Task details → Below are some entries. Work out how many of their lines hold the word "Fins", and write that number alone.

Dataset →
>>>>>
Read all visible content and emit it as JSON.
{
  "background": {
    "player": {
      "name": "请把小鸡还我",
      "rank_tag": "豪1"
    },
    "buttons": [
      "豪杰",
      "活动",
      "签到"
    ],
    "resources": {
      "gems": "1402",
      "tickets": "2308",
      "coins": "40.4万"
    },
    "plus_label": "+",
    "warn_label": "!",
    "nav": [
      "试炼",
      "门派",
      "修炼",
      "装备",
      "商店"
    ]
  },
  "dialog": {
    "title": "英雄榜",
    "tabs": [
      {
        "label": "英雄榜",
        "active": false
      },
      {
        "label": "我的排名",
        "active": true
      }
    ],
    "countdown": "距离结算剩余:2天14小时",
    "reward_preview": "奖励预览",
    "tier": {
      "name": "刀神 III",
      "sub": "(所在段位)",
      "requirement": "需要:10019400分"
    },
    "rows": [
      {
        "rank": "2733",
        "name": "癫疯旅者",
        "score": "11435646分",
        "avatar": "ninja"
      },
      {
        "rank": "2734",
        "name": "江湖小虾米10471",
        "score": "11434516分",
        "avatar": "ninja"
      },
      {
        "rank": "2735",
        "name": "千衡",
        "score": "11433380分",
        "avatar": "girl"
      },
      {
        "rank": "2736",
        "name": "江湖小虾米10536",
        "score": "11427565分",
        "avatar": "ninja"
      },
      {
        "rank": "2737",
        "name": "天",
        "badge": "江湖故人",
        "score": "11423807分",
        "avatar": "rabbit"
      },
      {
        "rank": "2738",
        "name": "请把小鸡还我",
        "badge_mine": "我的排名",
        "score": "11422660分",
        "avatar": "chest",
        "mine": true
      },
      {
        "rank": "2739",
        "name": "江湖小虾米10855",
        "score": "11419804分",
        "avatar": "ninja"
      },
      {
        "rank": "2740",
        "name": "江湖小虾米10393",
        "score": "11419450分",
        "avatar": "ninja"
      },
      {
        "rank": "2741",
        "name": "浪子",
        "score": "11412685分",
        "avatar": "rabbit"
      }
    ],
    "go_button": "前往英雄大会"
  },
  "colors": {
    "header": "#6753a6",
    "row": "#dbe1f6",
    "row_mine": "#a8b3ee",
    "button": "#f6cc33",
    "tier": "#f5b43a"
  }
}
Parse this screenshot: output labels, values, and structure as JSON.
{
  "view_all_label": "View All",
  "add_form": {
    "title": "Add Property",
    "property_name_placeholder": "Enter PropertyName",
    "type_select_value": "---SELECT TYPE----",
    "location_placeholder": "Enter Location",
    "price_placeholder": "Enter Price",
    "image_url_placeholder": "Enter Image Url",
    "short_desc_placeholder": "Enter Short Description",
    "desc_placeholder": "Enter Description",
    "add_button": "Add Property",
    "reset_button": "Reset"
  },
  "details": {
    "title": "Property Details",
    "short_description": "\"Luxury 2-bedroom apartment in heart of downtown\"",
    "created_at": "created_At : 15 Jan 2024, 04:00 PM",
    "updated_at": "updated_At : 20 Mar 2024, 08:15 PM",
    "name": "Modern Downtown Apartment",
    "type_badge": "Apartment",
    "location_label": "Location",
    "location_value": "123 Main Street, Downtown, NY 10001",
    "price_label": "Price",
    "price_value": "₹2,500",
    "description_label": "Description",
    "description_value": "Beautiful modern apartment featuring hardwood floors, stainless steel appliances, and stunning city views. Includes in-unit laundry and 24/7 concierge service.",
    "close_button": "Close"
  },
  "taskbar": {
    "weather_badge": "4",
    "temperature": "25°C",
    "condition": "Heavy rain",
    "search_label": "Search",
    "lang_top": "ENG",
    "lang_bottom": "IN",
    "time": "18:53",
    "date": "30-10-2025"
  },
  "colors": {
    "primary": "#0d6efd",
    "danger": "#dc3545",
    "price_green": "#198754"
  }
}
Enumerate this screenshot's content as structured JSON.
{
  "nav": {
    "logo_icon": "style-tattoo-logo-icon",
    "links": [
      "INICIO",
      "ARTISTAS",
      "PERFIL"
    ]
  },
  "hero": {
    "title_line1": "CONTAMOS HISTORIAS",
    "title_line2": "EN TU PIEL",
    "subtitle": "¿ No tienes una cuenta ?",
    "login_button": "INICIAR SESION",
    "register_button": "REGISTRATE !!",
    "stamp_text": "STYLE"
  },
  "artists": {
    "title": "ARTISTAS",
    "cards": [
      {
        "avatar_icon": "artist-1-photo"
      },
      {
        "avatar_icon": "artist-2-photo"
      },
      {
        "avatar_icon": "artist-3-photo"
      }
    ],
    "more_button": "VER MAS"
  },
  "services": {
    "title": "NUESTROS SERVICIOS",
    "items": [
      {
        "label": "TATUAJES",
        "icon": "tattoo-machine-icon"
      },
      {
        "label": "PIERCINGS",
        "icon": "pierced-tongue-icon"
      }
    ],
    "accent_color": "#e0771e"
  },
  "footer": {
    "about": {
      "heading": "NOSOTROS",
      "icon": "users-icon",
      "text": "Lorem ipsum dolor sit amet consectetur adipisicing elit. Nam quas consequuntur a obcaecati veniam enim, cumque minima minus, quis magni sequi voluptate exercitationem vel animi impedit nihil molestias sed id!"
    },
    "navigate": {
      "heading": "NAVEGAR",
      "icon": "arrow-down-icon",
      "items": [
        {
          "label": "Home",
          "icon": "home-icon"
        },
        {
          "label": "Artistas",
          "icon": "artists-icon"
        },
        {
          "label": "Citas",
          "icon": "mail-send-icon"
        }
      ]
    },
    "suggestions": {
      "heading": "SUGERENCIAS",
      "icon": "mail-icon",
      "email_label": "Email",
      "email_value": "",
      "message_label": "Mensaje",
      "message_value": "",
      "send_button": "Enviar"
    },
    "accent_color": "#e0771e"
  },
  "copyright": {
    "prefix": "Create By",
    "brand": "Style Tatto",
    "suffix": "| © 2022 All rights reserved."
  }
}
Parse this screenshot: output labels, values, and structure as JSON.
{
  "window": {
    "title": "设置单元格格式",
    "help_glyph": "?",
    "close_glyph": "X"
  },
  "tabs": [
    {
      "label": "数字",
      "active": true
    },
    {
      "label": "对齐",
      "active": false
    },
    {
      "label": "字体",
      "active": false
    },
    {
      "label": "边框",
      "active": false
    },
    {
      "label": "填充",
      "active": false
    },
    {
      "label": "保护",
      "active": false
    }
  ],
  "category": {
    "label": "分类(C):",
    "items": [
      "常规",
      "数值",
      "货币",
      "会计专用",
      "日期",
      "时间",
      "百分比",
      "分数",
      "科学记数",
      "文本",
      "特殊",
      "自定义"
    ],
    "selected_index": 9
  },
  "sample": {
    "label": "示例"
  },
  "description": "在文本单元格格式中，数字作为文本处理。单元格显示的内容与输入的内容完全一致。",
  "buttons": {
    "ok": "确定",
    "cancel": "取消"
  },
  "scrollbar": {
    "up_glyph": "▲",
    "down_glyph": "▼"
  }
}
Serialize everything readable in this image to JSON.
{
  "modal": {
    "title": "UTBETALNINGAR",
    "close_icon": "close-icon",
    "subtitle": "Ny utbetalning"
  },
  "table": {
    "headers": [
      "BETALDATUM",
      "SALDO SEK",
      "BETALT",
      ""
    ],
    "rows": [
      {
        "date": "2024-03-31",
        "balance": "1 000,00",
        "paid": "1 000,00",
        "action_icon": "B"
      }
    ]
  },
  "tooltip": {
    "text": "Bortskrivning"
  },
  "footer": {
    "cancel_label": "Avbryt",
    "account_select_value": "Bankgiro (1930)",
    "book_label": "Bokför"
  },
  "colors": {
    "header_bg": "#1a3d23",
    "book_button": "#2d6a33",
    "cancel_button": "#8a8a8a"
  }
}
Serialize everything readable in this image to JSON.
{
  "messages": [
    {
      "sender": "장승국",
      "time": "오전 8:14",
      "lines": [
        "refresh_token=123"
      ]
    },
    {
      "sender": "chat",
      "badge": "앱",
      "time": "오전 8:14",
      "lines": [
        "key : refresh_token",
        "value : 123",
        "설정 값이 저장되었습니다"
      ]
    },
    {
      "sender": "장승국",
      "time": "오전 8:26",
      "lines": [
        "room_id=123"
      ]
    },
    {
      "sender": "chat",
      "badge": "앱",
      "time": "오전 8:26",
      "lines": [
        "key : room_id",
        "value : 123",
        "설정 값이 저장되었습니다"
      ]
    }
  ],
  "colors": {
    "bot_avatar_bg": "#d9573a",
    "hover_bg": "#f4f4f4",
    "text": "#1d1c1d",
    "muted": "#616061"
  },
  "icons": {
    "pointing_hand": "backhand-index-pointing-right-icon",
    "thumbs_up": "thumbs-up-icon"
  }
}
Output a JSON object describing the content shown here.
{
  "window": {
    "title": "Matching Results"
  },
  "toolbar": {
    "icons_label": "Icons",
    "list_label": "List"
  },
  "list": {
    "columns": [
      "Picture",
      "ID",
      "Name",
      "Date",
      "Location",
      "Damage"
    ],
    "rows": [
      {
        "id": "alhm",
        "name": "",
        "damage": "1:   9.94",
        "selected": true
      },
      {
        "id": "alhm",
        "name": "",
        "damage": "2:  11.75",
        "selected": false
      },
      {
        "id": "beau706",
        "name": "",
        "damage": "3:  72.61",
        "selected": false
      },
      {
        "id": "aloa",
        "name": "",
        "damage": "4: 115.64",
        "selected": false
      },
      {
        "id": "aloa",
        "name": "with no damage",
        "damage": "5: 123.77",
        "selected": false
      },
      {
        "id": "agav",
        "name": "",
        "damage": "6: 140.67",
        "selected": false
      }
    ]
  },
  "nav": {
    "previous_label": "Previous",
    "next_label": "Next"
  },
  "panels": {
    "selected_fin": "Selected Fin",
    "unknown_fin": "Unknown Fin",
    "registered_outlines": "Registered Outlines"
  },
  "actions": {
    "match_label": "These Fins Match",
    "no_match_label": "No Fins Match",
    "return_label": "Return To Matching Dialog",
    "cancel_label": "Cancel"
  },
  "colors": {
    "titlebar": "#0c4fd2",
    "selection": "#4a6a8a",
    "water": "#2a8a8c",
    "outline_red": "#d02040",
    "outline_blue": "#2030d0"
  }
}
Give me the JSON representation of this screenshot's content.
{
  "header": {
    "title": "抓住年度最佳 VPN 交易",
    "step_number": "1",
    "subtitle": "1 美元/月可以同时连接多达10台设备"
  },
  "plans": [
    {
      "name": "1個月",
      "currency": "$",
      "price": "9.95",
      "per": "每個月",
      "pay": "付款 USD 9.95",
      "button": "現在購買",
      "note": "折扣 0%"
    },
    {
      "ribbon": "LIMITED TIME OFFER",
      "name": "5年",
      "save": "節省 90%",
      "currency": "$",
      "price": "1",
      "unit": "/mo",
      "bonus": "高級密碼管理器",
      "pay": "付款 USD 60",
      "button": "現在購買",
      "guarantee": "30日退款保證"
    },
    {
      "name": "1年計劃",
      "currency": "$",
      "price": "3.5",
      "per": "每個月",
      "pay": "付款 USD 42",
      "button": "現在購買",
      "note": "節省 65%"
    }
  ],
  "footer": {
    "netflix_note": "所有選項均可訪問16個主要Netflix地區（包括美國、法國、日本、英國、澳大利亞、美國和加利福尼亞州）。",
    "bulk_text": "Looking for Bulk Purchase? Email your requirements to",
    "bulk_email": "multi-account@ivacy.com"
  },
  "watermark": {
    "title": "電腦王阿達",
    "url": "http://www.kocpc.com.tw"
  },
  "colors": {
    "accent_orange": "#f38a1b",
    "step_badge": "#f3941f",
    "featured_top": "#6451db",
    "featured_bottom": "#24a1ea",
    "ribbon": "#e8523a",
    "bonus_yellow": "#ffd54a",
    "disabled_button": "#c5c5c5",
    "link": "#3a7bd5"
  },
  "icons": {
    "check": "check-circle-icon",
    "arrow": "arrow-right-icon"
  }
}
<<<<<
Exercise output → 2